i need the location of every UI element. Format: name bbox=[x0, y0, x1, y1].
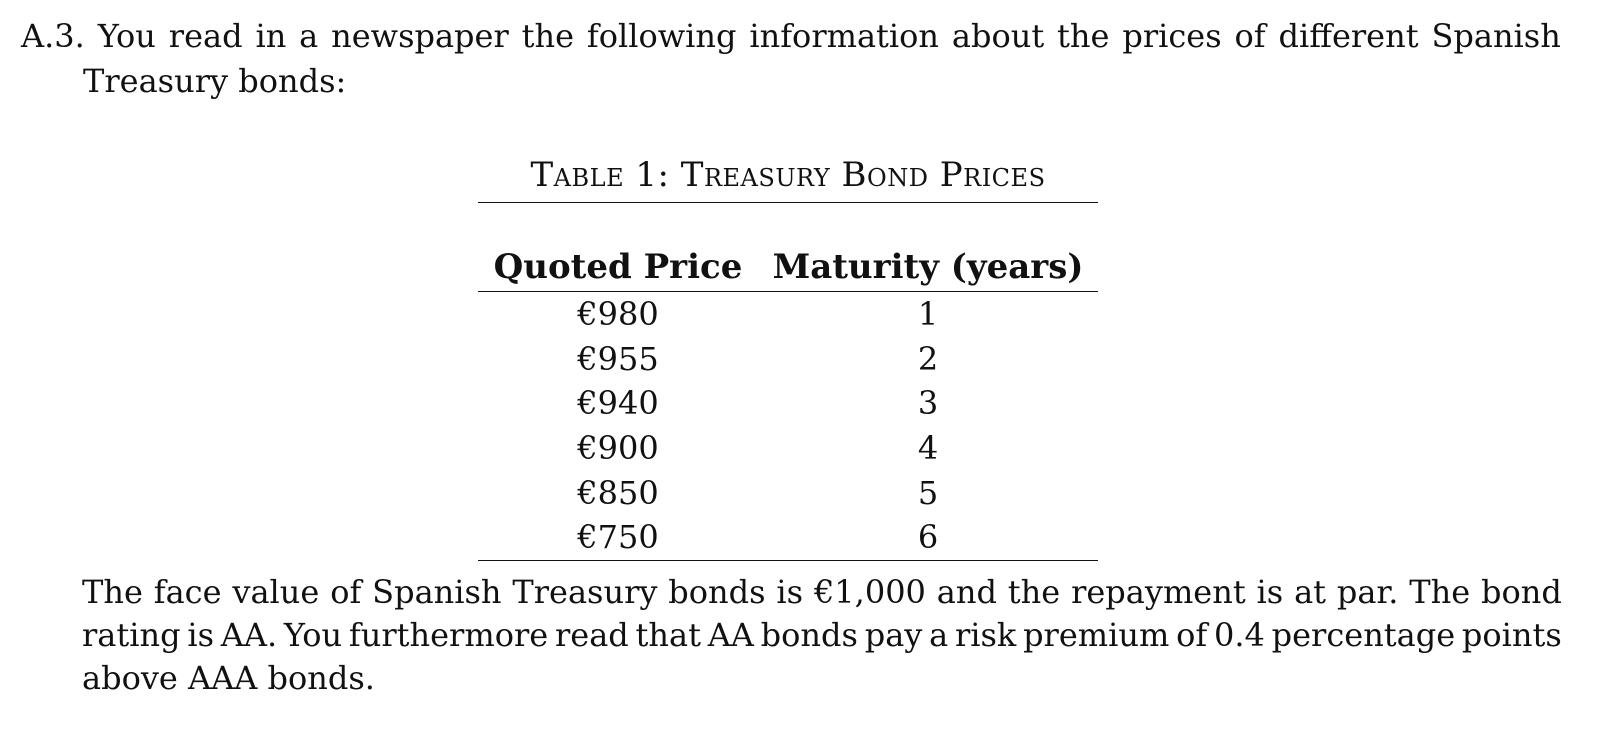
closing-word: The bbox=[82, 573, 143, 611]
closing-word: Treasury bbox=[512, 573, 658, 611]
cell-quoted-price: €900 bbox=[577, 429, 659, 468]
intro-word: the bbox=[1057, 17, 1110, 55]
closing-word: points bbox=[1461, 616, 1562, 654]
closing-word: premium bbox=[1023, 616, 1170, 654]
table-row: €750 6 bbox=[478, 514, 1098, 561]
closing-word: value bbox=[232, 573, 320, 611]
bond-price-table: Quoted Price Maturity (years) €980 1 €955 2… bbox=[478, 243, 1098, 561]
closing-word: is bbox=[1256, 573, 1284, 611]
closing-word: bonds bbox=[760, 616, 858, 654]
intro-word: the bbox=[521, 17, 575, 55]
closing-word: at bbox=[1294, 573, 1326, 611]
cell-maturity: 6 bbox=[758, 514, 1098, 561]
table-row: €900 4 bbox=[478, 426, 1098, 471]
intro-line-1: A.3. You read in a newspaper the following info… bbox=[21, 14, 1561, 59]
intro-word: a bbox=[299, 17, 319, 55]
closing-word: that bbox=[635, 616, 701, 654]
cell-maturity: 4 bbox=[917, 429, 939, 468]
table-header-row: Quoted Price Maturity (years) bbox=[478, 243, 1098, 292]
cell-quoted-price: €980 bbox=[577, 295, 659, 334]
closing-line-3: above AAA bonds. bbox=[82, 659, 375, 697]
intro-word: about bbox=[951, 17, 1045, 55]
table-row: €980 1 bbox=[478, 292, 1098, 337]
closing-word: and bbox=[936, 573, 997, 611]
closing-word: percentage bbox=[1271, 616, 1456, 654]
closing-word: bond bbox=[1480, 573, 1562, 611]
cell-quoted-price: €750 bbox=[478, 514, 758, 561]
closing-word: of bbox=[330, 573, 362, 611]
closing-word: is bbox=[187, 616, 214, 654]
table-row: €940 3 bbox=[478, 381, 1098, 426]
table-body: €980 1 €955 2 €940 3 €900 4 €850 5 €750 6 bbox=[478, 292, 1098, 561]
closing-word: bonds bbox=[668, 573, 766, 611]
cell-maturity: 5 bbox=[917, 473, 939, 512]
intro-word: in bbox=[255, 17, 287, 55]
intro-word: read bbox=[168, 17, 243, 55]
intro-word: following bbox=[586, 17, 737, 55]
closing-word: Spanish bbox=[372, 573, 502, 611]
table-row: €955 2 bbox=[478, 337, 1098, 382]
cell-maturity: 1 bbox=[917, 295, 939, 334]
closing-word: AA bbox=[707, 616, 754, 654]
cell-quoted-price: €940 bbox=[577, 384, 659, 423]
intro-word: newspaper bbox=[331, 17, 509, 55]
table-caption: Table 1: Treasury Bond Prices bbox=[530, 155, 1046, 195]
closing-word: the bbox=[1007, 573, 1061, 611]
closing-word: You bbox=[283, 616, 343, 654]
header-maturity: Maturity (years) bbox=[758, 243, 1098, 292]
cell-quoted-price: €850 bbox=[577, 473, 659, 512]
bond-table-block: Table 1: Treasury Bond Prices Quoted Pri… bbox=[478, 150, 1098, 561]
closing-word: The bbox=[1409, 573, 1471, 611]
cell-maturity: 2 bbox=[917, 339, 939, 378]
closing-line-1: The face value of Spanish Treasury bonds is €1,0… bbox=[82, 571, 1562, 614]
closing-word: read bbox=[554, 616, 629, 654]
closing-word: AA. bbox=[220, 616, 278, 654]
intro-word: Spanish bbox=[1431, 17, 1561, 55]
closing-word: €1,000 bbox=[813, 573, 926, 611]
closing-word: pay bbox=[864, 616, 923, 654]
closing-word: of bbox=[1176, 616, 1208, 654]
closing-line-2: rating is AA. You furthermore read that AA bonds… bbox=[82, 614, 1562, 657]
closing-word: repayment bbox=[1071, 573, 1246, 611]
intro-word: information bbox=[749, 17, 939, 55]
header-quoted-price: Quoted Price bbox=[478, 243, 758, 292]
intro-line-2: Treasury bonds: bbox=[83, 62, 347, 100]
closing-paragraph: The face value of Spanish Treasury bonds is €1,0… bbox=[82, 571, 1562, 700]
closing-word: a bbox=[929, 616, 949, 654]
closing-word: is bbox=[776, 573, 804, 611]
closing-word: rating bbox=[82, 616, 181, 654]
problem-number: A.3. bbox=[21, 17, 85, 55]
problem-intro: A.3. You read in a newspaper the following info… bbox=[21, 14, 1561, 104]
closing-word: risk bbox=[954, 616, 1017, 654]
closing-word: furthermore bbox=[348, 616, 549, 654]
closing-word: face bbox=[153, 573, 222, 611]
cell-quoted-price: €955 bbox=[577, 339, 659, 378]
intro-word: of bbox=[1234, 17, 1266, 55]
closing-word: par. bbox=[1336, 573, 1399, 611]
closing-word: 0.4 bbox=[1213, 616, 1265, 654]
table-row: €850 5 bbox=[478, 470, 1098, 515]
intro-word: prices bbox=[1122, 17, 1222, 55]
intro-word: You bbox=[97, 17, 156, 55]
cell-maturity: 3 bbox=[917, 384, 939, 423]
table-top-rule bbox=[478, 202, 1098, 203]
intro-word: different bbox=[1278, 17, 1419, 55]
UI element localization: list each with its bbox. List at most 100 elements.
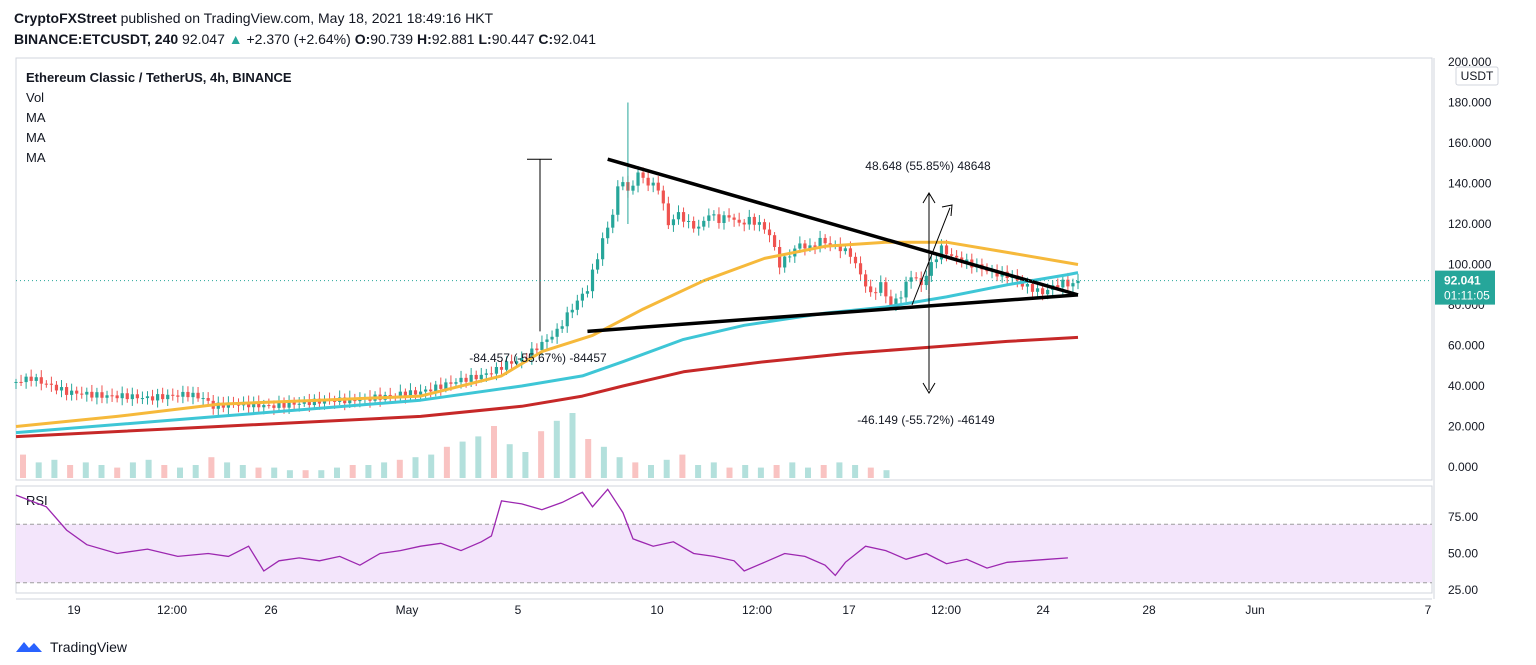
candle-body <box>671 219 676 226</box>
candle-body <box>651 182 655 186</box>
volume-bar <box>506 444 513 478</box>
high-label: H: <box>416 31 432 47</box>
candles <box>14 102 1080 416</box>
volume-bar <box>522 452 529 478</box>
candle-body <box>606 227 610 239</box>
volume-bar <box>67 465 74 478</box>
volume-bar <box>867 467 874 478</box>
candle-body <box>115 395 119 399</box>
candle-body <box>267 405 271 407</box>
candle-body <box>601 238 605 260</box>
ma100-line <box>15 271 1079 435</box>
author-name[interactable]: CryptoFXStreet <box>14 10 117 26</box>
candle-body <box>545 339 549 342</box>
last-price-tag <box>1435 270 1495 305</box>
candle-body <box>676 212 681 220</box>
footer: TradingView <box>14 638 127 656</box>
candle-body <box>742 222 746 225</box>
volume-bar <box>224 462 231 478</box>
volume-bar <box>35 462 42 478</box>
candle-body <box>575 300 579 310</box>
target-down-arrow-icon <box>922 382 936 394</box>
price-tick-label: 180.000 <box>1448 96 1492 110</box>
low-value: 90.447 <box>491 31 535 47</box>
volume-bar <box>20 454 26 478</box>
time-tick-label: 19 <box>67 603 81 617</box>
volume-bar <box>302 470 309 478</box>
time-tick-label: May <box>396 603 419 617</box>
measure-down-label: -46.149 (-55.72%) -46149 <box>857 413 995 427</box>
volume-bar <box>412 457 419 478</box>
volume-bar <box>852 465 859 478</box>
volume-bar <box>286 470 293 478</box>
volume-bar <box>334 467 340 478</box>
price-tick-label: 120.000 <box>1448 217 1492 231</box>
candle-body <box>757 222 761 225</box>
candle-body <box>171 394 175 396</box>
candle-body <box>464 377 468 382</box>
volume-bar <box>695 465 702 478</box>
candle-body <box>560 326 564 329</box>
high-value: 92.881 <box>431 31 475 47</box>
candle-body <box>995 270 999 277</box>
candle-body <box>1056 285 1060 288</box>
volume-bar <box>538 431 545 478</box>
candle-body <box>49 383 53 385</box>
footer-brand[interactable]: TradingView <box>50 639 128 655</box>
candle-body <box>924 275 928 286</box>
breakout-line <box>911 207 951 306</box>
candle-body <box>864 274 868 287</box>
measure-down-left-label: -84.457 (-55.67%) -84457 <box>469 351 607 365</box>
volume-bar <box>805 467 811 478</box>
time-tick-label: 10 <box>650 603 664 617</box>
candle-body <box>161 394 165 400</box>
candle-body <box>429 389 433 392</box>
candle-body <box>34 377 38 381</box>
candle-body <box>767 229 772 236</box>
price-unit-box <box>1455 66 1499 86</box>
tradingview-logo-icon <box>16 642 42 652</box>
volume-bar <box>239 465 246 478</box>
legend-item: MA <box>26 150 46 165</box>
candle-body <box>823 237 827 244</box>
candle-body <box>510 361 514 364</box>
volume-bar <box>679 454 686 478</box>
candle-body <box>641 172 645 178</box>
candle-body <box>277 402 281 408</box>
price-tick-label: 160.000 <box>1448 136 1492 150</box>
rsi-tick-label: 75.00 <box>1448 510 1478 524</box>
volume-bar <box>475 436 482 478</box>
rsi-line <box>15 488 1068 577</box>
volume-bar <box>82 462 89 478</box>
volume-bar <box>428 454 435 478</box>
candle-body <box>783 256 787 268</box>
candle-body <box>955 255 959 258</box>
candle-body <box>322 399 327 404</box>
volume-bar <box>726 467 733 478</box>
candle-body <box>732 217 736 220</box>
price-tick-label: 20.000 <box>1448 420 1485 434</box>
candle-body <box>29 376 33 381</box>
candle-body <box>550 336 554 340</box>
main-pane-frame <box>15 57 1433 481</box>
volume-bar <box>114 467 121 478</box>
candle-body <box>611 214 615 228</box>
candle-body <box>388 394 392 397</box>
candle-body <box>570 309 574 313</box>
volume-bar <box>161 465 168 478</box>
candle-body <box>914 277 918 279</box>
candle-body <box>166 394 170 400</box>
open-label: O: <box>354 31 371 47</box>
open-value: 90.739 <box>370 31 414 47</box>
volume-bar <box>773 465 780 478</box>
volume-bar <box>632 462 639 478</box>
candle-body <box>418 391 423 395</box>
volume-bar <box>600 446 607 478</box>
candle-body <box>459 377 463 383</box>
candle-body <box>697 226 701 229</box>
upper-trendline <box>607 157 1079 297</box>
candle-body <box>1066 279 1070 287</box>
candle-body <box>712 214 716 216</box>
volume-bar <box>271 467 278 478</box>
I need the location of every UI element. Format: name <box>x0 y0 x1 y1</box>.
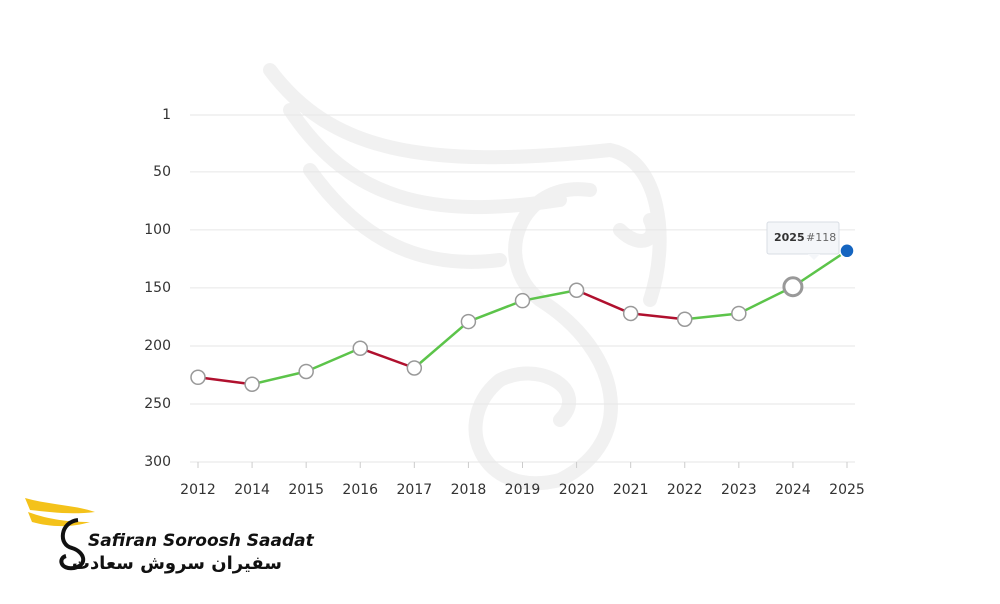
data-point <box>677 311 693 328</box>
data-point <box>839 243 855 259</box>
x-tick-label: 2025 <box>829 482 865 498</box>
line-segment <box>467 299 523 323</box>
y-tick-label: 50 <box>153 164 171 180</box>
x-tick-label: 2012 <box>180 482 216 498</box>
logo-s <box>59 518 86 571</box>
x-tick-label: 2017 <box>397 482 433 498</box>
data-point <box>190 369 206 386</box>
line-segment <box>413 320 470 369</box>
tooltip-pointer <box>808 254 820 260</box>
line-segment <box>305 347 361 373</box>
logo-wing <box>25 498 95 514</box>
data-point <box>568 282 585 298</box>
logo: Safiran Soroosh Saadat سفیران سروش سعادت <box>25 498 315 574</box>
line-segment <box>359 347 415 370</box>
data-point <box>622 305 639 322</box>
y-tick-label: 300 <box>144 454 171 470</box>
x-tick-label: 2014 <box>234 482 270 498</box>
tooltip-text: #118 <box>806 231 836 244</box>
x-tick-label: 2018 <box>451 482 487 498</box>
line-segment <box>197 376 253 386</box>
y-tick-label: 100 <box>144 222 171 238</box>
tooltip-box <box>766 221 840 255</box>
x-tick-label: 2020 <box>559 482 595 498</box>
x-tick-label: 2023 <box>721 482 757 498</box>
data-point <box>731 305 747 322</box>
x-tick-label: 2022 <box>667 482 703 498</box>
x-tick-label: 2024 <box>775 482 811 498</box>
x-tick-label: 2016 <box>342 482 378 498</box>
tooltip: 2025 #118 <box>766 221 840 260</box>
data-point <box>514 292 531 309</box>
logo-wing <box>28 512 90 527</box>
line-segment <box>792 249 848 288</box>
line-segment <box>251 370 307 386</box>
line-segment <box>630 312 685 321</box>
data-point <box>244 376 260 392</box>
data-point <box>298 363 314 380</box>
watermark <box>263 63 667 491</box>
data-point <box>460 313 477 330</box>
y-tick-label: 150 <box>144 280 171 296</box>
line-segment <box>684 312 739 321</box>
data-point <box>352 340 368 357</box>
y-tick-label: 1 <box>162 107 171 123</box>
y-tick-label: 250 <box>144 396 171 412</box>
y-tick-label: 200 <box>144 338 171 354</box>
x-tick-label: 2015 <box>288 482 324 498</box>
line-segment <box>576 289 632 315</box>
tooltip-title: 2025 <box>774 231 805 244</box>
data-point <box>782 276 804 298</box>
line-segment <box>522 289 577 302</box>
x-tick-label: 2021 <box>613 482 649 498</box>
data-point <box>406 360 423 376</box>
x-tick-label: 2019 <box>505 482 541 498</box>
logo-name-fa: سفیران سروش سعادت <box>72 553 282 574</box>
logo-name: Safiran Soroosh Saadat <box>88 531 315 551</box>
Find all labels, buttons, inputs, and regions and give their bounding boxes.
- - -
EXERCISE BRIEF - Edit the records from the line containing "closing-word: The bbox=[82, 573, 143, 611]" up to and including the line containing "closing-word: is bbox=[1256, 573, 1284, 611]", replacing "Treasury" with "Sovereign" and leaving everything else unchanged. Give only those edited lines.

THE REPLY -
closing-word: The bbox=[82, 573, 143, 611]
closing-word: Sovereign bbox=[512, 573, 658, 611]
cell-quoted-price: €900 bbox=[577, 429, 659, 468]
intro-word: the bbox=[1057, 17, 1110, 55]
closing-word: points bbox=[1461, 616, 1562, 654]
closing-word: premium bbox=[1023, 616, 1170, 654]
table-row: €750 6 bbox=[478, 514, 1098, 561]
closing-word: value bbox=[232, 573, 320, 611]
bond-price-table: Quoted Price Maturity (years) €980 1 €955 2… bbox=[478, 243, 1098, 561]
closing-word: is bbox=[1256, 573, 1284, 611]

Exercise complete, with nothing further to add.